[Stored dataset items]
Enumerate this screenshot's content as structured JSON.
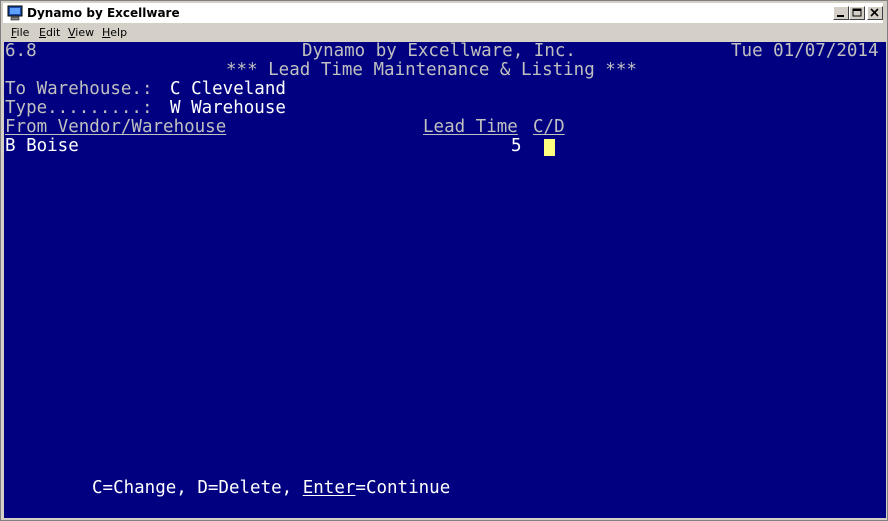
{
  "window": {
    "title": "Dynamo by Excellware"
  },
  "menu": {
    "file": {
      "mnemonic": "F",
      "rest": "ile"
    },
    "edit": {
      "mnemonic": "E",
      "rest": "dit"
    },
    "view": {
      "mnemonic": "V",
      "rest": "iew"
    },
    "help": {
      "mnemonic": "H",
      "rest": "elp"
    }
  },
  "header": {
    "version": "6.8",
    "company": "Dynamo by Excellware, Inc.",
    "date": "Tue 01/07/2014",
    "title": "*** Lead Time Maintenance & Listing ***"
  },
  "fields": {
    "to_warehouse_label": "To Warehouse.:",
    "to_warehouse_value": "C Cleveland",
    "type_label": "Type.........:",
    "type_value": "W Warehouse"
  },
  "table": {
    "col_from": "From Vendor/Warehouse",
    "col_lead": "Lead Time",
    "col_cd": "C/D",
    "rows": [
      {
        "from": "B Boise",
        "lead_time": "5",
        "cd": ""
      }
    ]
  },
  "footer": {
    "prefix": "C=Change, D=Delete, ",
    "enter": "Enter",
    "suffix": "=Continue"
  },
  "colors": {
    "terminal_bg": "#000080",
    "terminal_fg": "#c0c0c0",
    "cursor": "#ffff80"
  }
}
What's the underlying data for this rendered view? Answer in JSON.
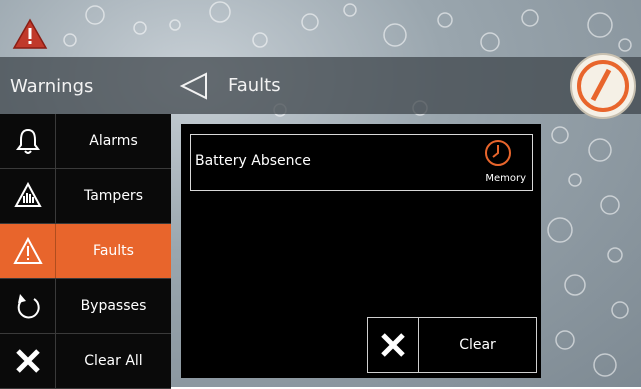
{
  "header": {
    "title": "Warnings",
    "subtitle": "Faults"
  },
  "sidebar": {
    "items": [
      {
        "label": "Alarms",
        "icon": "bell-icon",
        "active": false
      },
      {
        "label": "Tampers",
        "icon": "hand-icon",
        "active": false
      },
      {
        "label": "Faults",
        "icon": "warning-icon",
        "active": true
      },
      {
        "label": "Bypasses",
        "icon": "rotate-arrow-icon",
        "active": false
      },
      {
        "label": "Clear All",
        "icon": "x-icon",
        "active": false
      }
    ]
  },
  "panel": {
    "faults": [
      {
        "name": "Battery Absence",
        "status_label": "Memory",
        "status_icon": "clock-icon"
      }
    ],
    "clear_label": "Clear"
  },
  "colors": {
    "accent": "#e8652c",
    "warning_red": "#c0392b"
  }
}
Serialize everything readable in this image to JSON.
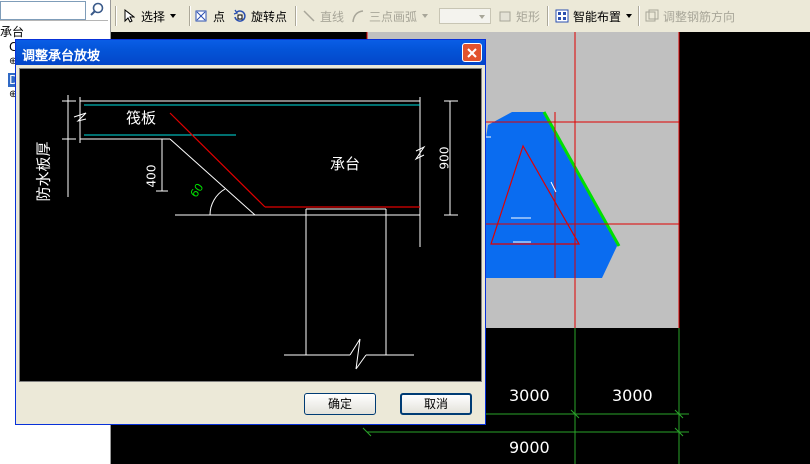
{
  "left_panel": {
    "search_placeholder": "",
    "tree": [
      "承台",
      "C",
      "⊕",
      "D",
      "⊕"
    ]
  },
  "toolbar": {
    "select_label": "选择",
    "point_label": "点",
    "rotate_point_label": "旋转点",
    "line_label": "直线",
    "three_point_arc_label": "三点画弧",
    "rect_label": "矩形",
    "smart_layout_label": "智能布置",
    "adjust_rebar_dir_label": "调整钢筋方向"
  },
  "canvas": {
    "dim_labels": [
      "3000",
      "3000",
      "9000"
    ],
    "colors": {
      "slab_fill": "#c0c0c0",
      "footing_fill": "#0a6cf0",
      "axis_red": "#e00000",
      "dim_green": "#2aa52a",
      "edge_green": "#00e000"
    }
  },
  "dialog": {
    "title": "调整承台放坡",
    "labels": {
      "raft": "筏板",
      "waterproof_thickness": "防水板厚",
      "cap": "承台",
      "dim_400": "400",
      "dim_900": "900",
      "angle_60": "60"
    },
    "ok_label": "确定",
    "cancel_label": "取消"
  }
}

- THE EXERCISE -
Answer with a single number: the count of lines holding the word "icon".

- EXERCISE RESPONSE -
6